[TASK REQUIREMENTS]:
Where a line of the material contains the string "prices", copy that line.

[INPUT FOR THIS TASK]:
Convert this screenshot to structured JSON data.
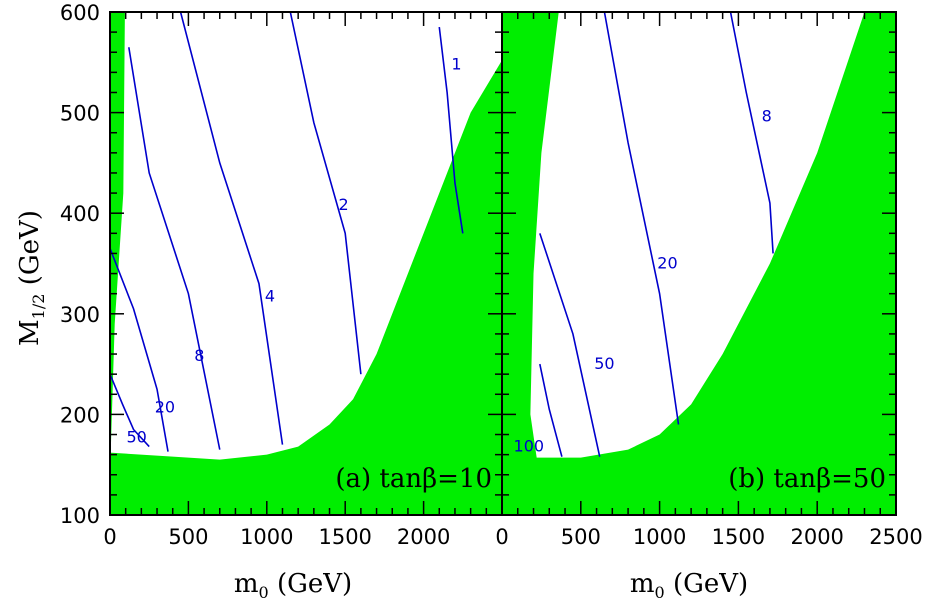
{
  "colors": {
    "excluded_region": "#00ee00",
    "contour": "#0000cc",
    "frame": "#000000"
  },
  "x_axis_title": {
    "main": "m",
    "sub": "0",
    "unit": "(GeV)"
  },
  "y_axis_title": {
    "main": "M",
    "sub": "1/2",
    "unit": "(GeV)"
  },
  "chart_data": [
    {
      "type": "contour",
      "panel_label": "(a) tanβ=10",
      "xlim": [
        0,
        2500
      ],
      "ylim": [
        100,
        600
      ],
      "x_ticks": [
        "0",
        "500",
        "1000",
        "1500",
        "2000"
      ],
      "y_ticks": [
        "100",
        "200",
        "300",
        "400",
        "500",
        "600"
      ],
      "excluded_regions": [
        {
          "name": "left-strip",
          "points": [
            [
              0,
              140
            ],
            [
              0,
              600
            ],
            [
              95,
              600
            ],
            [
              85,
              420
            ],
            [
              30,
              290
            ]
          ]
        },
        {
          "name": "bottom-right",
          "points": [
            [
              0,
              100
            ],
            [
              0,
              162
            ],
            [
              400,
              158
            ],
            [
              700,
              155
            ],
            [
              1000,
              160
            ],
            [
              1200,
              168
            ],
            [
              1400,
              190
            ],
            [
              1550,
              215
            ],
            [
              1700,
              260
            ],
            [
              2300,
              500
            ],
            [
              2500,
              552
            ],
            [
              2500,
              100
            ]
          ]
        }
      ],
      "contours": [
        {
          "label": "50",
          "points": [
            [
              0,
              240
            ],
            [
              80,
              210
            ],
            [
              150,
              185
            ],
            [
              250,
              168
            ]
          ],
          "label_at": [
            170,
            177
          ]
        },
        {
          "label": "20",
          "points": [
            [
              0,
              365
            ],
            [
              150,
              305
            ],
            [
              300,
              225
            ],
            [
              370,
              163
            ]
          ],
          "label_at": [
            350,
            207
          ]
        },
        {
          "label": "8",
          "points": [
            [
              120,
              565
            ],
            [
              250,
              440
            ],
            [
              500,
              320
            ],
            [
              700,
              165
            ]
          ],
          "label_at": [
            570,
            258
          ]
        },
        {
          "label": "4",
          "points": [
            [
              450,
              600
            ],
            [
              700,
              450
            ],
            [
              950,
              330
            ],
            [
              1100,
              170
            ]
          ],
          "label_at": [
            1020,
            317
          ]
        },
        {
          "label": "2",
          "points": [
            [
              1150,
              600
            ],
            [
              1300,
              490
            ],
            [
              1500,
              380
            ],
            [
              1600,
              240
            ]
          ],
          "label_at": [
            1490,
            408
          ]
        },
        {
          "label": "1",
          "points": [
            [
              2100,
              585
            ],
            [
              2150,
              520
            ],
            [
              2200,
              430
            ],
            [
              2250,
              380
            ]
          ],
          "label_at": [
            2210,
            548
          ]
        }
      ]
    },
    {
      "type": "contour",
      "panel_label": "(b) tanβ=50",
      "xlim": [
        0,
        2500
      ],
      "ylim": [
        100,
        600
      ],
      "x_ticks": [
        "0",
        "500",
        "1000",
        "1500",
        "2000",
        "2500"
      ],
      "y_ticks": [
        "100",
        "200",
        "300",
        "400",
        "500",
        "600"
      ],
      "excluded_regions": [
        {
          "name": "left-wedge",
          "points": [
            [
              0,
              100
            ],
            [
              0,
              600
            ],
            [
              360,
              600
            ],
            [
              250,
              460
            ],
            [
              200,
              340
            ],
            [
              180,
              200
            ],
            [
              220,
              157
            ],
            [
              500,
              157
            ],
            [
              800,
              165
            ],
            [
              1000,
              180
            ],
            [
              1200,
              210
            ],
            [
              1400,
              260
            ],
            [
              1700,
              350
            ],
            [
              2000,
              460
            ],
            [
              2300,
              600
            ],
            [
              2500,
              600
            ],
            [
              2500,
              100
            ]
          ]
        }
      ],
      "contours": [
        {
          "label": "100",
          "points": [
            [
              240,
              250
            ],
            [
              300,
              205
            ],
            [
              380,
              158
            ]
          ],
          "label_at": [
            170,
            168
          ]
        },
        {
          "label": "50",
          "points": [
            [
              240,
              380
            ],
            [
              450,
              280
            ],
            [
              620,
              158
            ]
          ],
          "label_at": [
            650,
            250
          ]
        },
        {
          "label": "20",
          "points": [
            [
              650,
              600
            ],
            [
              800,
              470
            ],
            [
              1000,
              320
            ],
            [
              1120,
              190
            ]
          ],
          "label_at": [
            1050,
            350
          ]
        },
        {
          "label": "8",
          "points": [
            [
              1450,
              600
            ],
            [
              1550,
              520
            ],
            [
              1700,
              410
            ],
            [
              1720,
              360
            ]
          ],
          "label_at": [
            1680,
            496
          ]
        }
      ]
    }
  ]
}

---

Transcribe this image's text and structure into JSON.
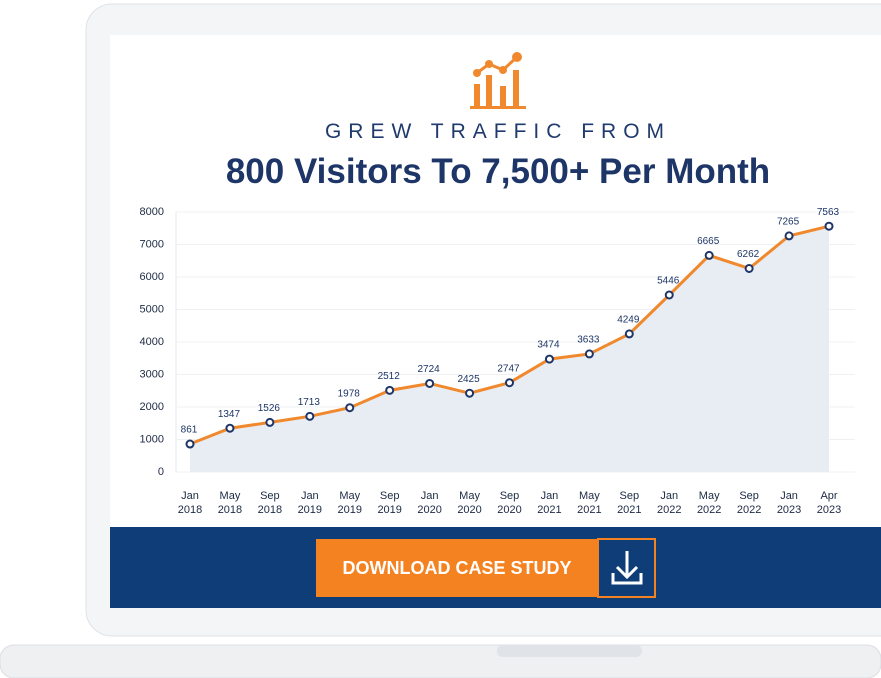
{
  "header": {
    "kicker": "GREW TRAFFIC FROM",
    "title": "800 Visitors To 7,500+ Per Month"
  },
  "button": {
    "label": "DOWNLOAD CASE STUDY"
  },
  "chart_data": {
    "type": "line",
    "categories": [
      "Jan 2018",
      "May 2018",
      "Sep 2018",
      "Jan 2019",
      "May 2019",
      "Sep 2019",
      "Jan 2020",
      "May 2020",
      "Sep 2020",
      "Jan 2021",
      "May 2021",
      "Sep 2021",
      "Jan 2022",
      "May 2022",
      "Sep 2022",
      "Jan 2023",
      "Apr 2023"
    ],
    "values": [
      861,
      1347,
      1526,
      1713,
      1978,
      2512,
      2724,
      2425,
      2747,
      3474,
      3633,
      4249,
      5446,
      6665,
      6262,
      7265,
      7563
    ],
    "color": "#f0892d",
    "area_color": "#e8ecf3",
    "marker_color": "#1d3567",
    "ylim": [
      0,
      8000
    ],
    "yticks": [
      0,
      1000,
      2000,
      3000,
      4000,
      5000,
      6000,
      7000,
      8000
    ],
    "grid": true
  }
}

--

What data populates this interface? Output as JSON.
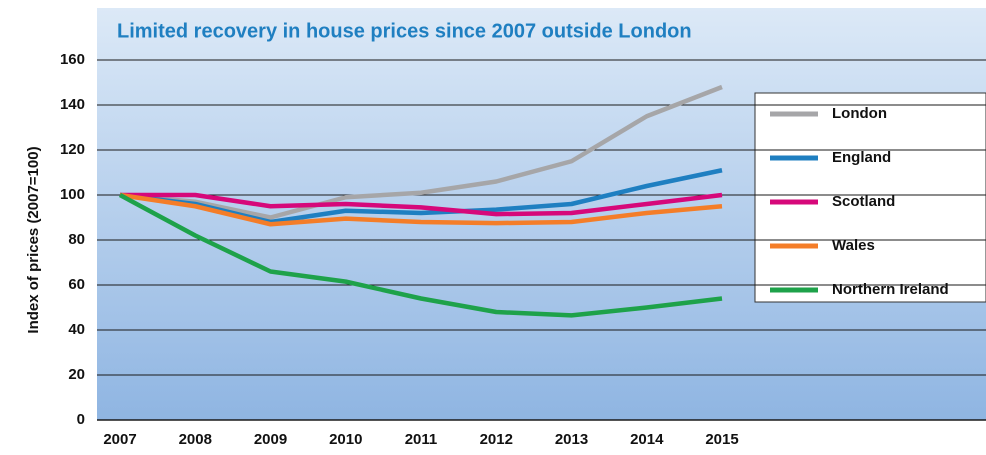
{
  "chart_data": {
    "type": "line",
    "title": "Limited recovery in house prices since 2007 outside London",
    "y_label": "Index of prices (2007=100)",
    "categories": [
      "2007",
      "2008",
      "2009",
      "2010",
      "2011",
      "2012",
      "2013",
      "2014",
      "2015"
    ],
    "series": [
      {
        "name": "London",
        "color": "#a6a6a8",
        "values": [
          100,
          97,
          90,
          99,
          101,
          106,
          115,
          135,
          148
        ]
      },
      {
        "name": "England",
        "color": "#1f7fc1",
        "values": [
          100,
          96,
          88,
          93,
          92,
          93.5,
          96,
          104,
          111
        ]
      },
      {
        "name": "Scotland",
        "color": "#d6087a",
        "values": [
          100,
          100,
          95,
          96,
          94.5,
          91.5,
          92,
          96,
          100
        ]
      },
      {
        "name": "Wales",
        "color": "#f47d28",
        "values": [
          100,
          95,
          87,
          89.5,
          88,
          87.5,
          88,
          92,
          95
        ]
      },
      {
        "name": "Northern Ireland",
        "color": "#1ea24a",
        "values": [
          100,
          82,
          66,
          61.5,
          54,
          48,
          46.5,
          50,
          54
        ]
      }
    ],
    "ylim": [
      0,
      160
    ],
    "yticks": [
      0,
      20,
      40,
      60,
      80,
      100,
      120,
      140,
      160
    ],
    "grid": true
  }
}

[OUTPUT FOR THIS TASK]:
    "title": "Limited recovery in house prices since 2007 outside London",
    "y_label": "Index of prices (2007=100)",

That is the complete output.